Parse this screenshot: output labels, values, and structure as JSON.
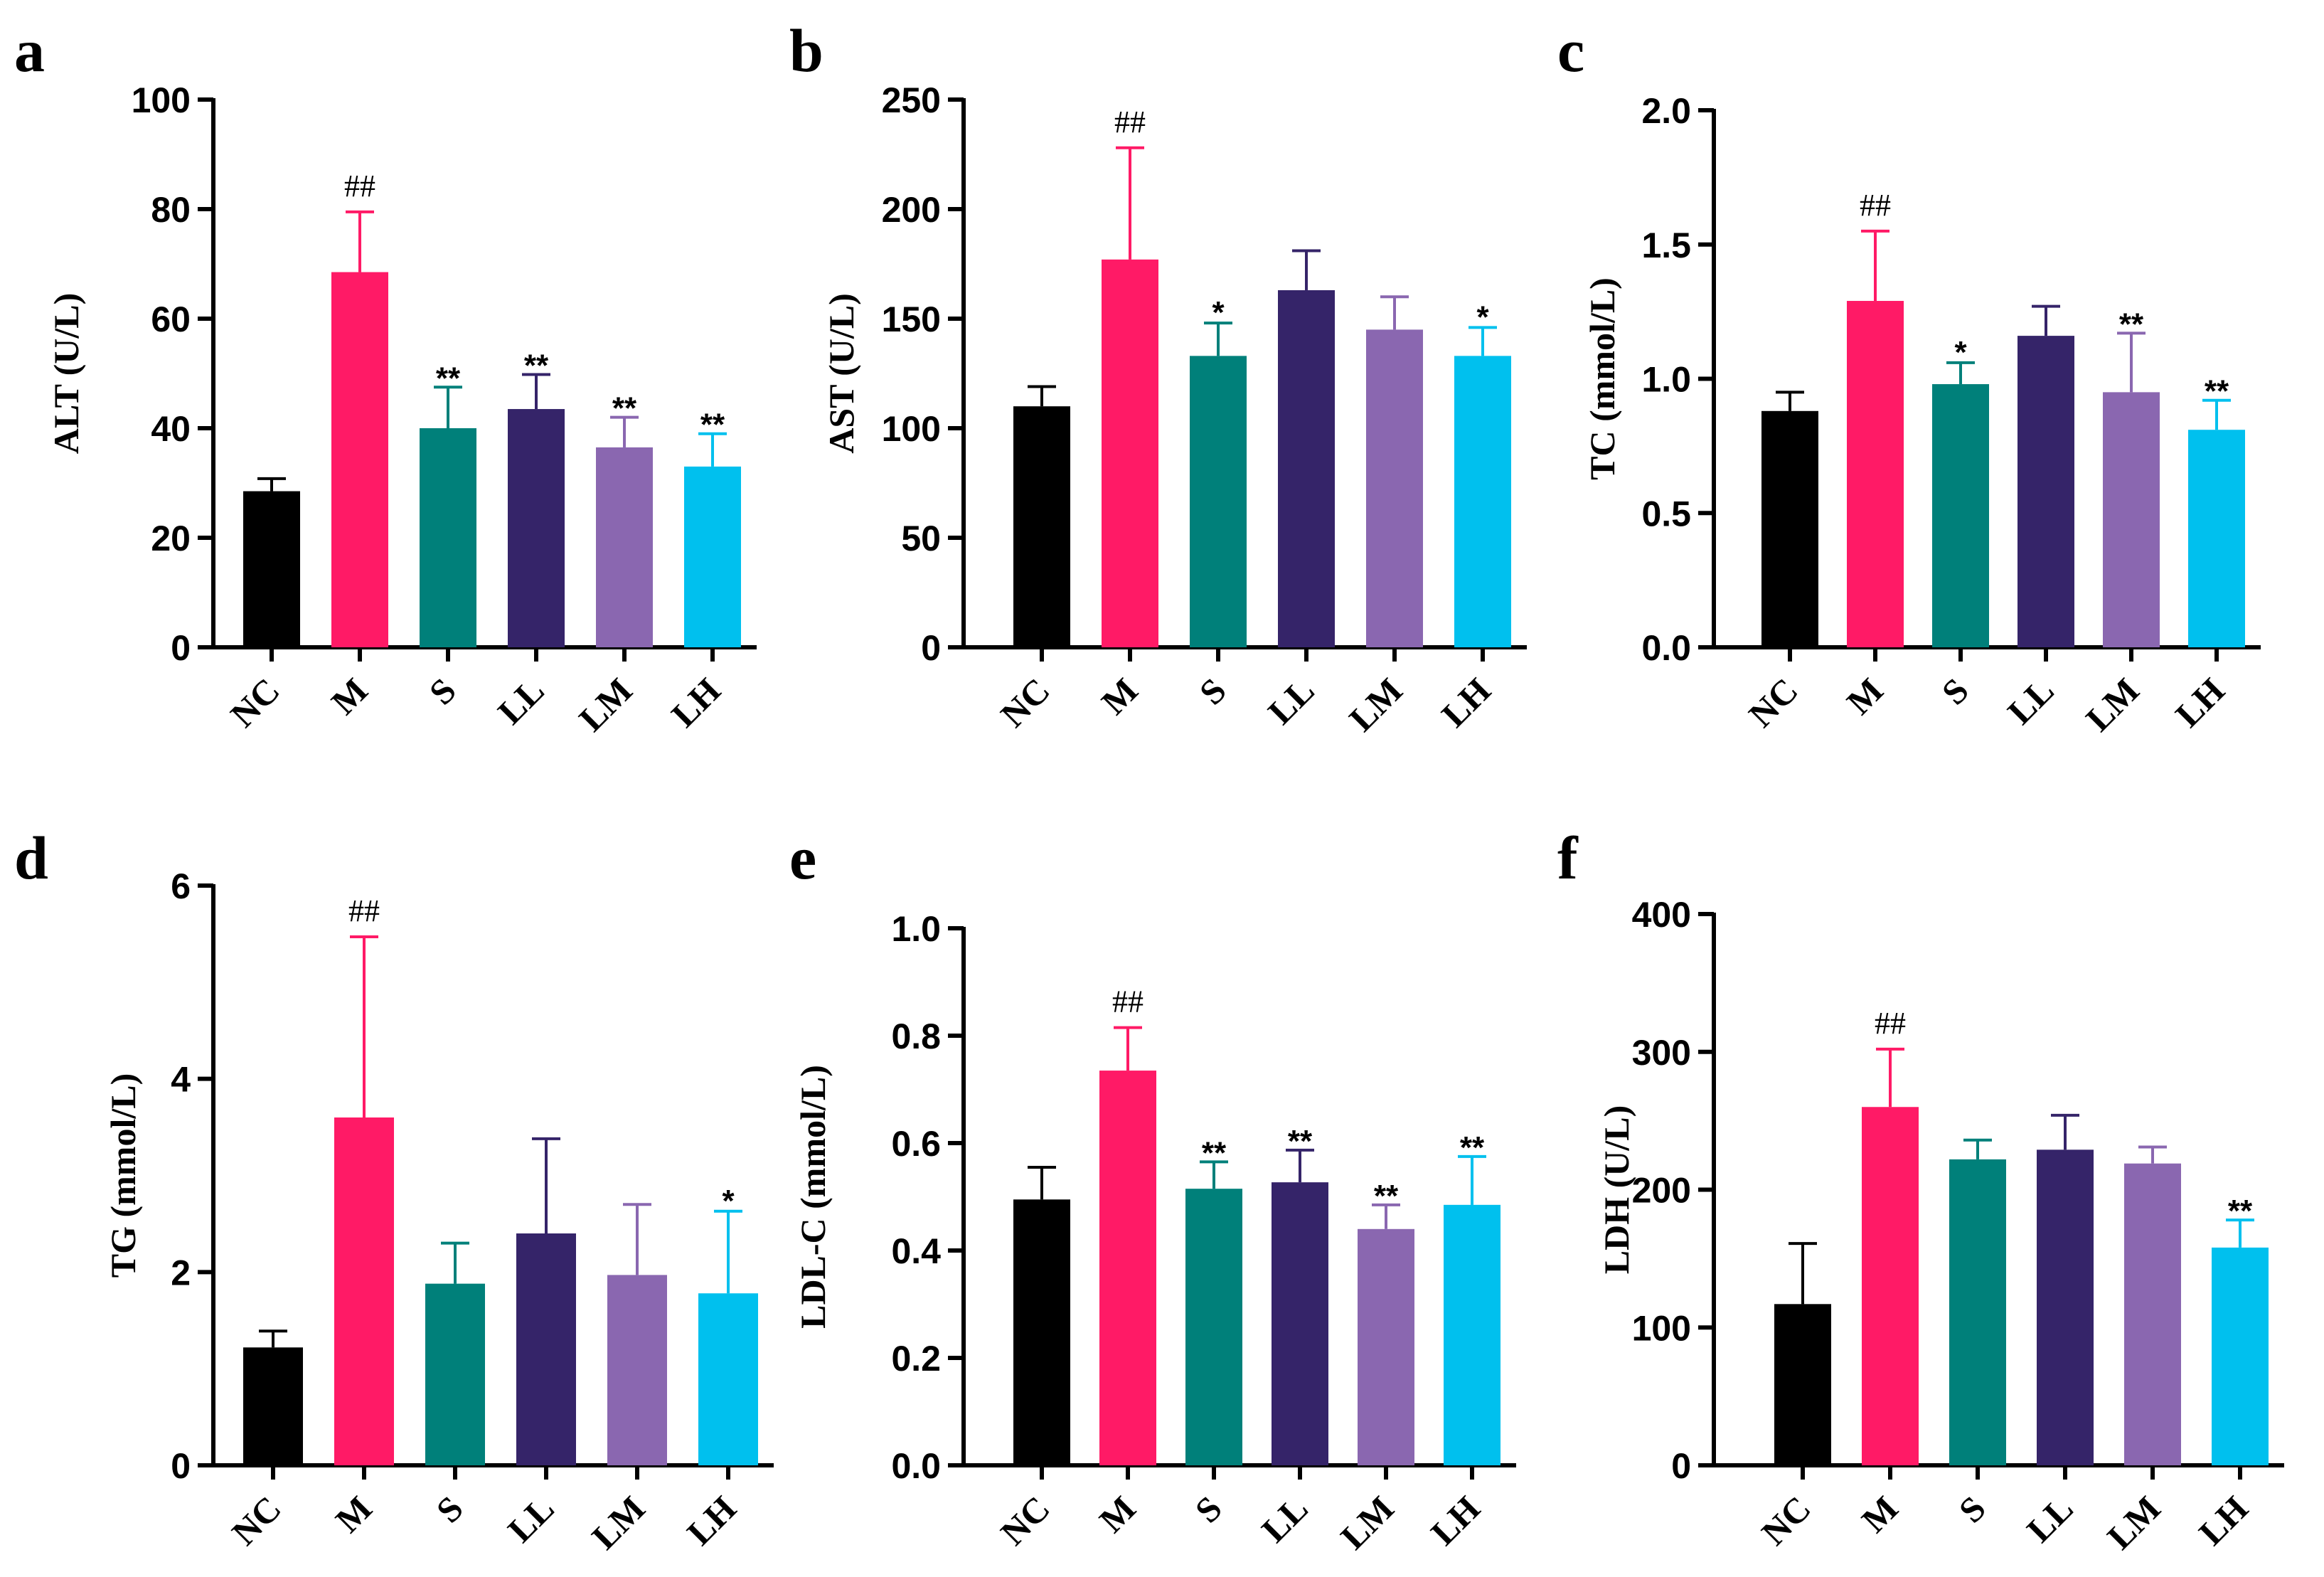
{
  "categories": [
    "NC",
    "M",
    "S",
    "LL",
    "LM",
    "LH"
  ],
  "colors": [
    "#000000",
    "#ff1a66",
    "#00807a",
    "#352469",
    "#8a67b0",
    "#00c0ee"
  ],
  "chart_data": [
    {
      "type": "bar",
      "panel": "a",
      "ylabel": "ALT (U/L)",
      "ylim": [
        0,
        100
      ],
      "ticks": [
        0,
        20,
        40,
        60,
        80,
        100
      ],
      "categories": [
        "NC",
        "M",
        "S",
        "LL",
        "LM",
        "LH"
      ],
      "values": [
        28.5,
        68.5,
        40,
        43.5,
        36.5,
        33
      ],
      "errors": [
        2.3,
        11,
        7.5,
        6.3,
        5.5,
        6
      ],
      "significance": [
        "",
        "##",
        "**",
        "**",
        "**",
        "**"
      ]
    },
    {
      "type": "bar",
      "panel": "b",
      "ylabel": "AST (U/L)",
      "ylim": [
        0,
        250
      ],
      "ticks": [
        0,
        50,
        100,
        150,
        200,
        250
      ],
      "categories": [
        "NC",
        "M",
        "S",
        "LL",
        "LM",
        "LH"
      ],
      "values": [
        110,
        177,
        133,
        163,
        145,
        133
      ],
      "errors": [
        9,
        51,
        15,
        18,
        15,
        13
      ],
      "significance": [
        "",
        "##",
        "*",
        "",
        "",
        "*"
      ]
    },
    {
      "type": "bar",
      "panel": "c",
      "ylabel": "TC (mmol/L)",
      "ylim": [
        0,
        2.0
      ],
      "ticks": [
        "0.0",
        "0.5",
        "1.0",
        "1.5",
        "2.0"
      ],
      "categories": [
        "NC",
        "M",
        "S",
        "LL",
        "LM",
        "LH"
      ],
      "values": [
        0.88,
        1.29,
        0.98,
        1.16,
        0.95,
        0.81
      ],
      "errors": [
        0.07,
        0.26,
        0.08,
        0.11,
        0.22,
        0.11
      ],
      "significance": [
        "",
        "##",
        "*",
        "",
        "**",
        "**"
      ]
    },
    {
      "type": "bar",
      "panel": "d",
      "ylabel": "TG (mmol/L)",
      "ylim": [
        0,
        6
      ],
      "ticks": [
        0,
        2,
        4,
        6
      ],
      "categories": [
        "NC",
        "M",
        "S",
        "LL",
        "LM",
        "LH"
      ],
      "values": [
        1.22,
        3.6,
        1.88,
        2.4,
        1.97,
        1.78
      ],
      "errors": [
        0.17,
        1.87,
        0.42,
        0.98,
        0.73,
        0.85
      ],
      "significance": [
        "",
        "##",
        "",
        "",
        "",
        "*"
      ]
    },
    {
      "type": "bar",
      "panel": "e",
      "ylabel": "LDL-C (mmol/L)",
      "ylim": [
        0,
        1.0
      ],
      "ticks": [
        "0.0",
        "0.2",
        "0.4",
        "0.6",
        "0.8",
        "1.0"
      ],
      "categories": [
        "NC",
        "M",
        "S",
        "LL",
        "LM",
        "LH"
      ],
      "values": [
        0.495,
        0.735,
        0.515,
        0.527,
        0.44,
        0.485
      ],
      "errors": [
        0.06,
        0.08,
        0.05,
        0.06,
        0.045,
        0.09
      ],
      "significance": [
        "",
        "##",
        "**",
        "**",
        "**",
        "**"
      ]
    },
    {
      "type": "bar",
      "panel": "f",
      "ylabel": "LDH (U/L)",
      "ylim": [
        0,
        400
      ],
      "ticks": [
        0,
        100,
        200,
        300,
        400
      ],
      "categories": [
        "NC",
        "M",
        "S",
        "LL",
        "LM",
        "LH"
      ],
      "values": [
        117,
        260,
        222,
        229,
        219,
        158
      ],
      "errors": [
        44,
        42,
        14,
        25,
        12,
        20
      ],
      "significance": [
        "",
        "##",
        "",
        "",
        "",
        "**"
      ]
    }
  ]
}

========

DIRECTION:
Wherever a line in the data above holds "mmol", copy that line.

SOLUTION TO THIS PROBLEM:
      "ylabel": "TC (mmol/L)",
      "ylabel": "TG (mmol/L)",
      "ylabel": "LDL-C (mmol/L)",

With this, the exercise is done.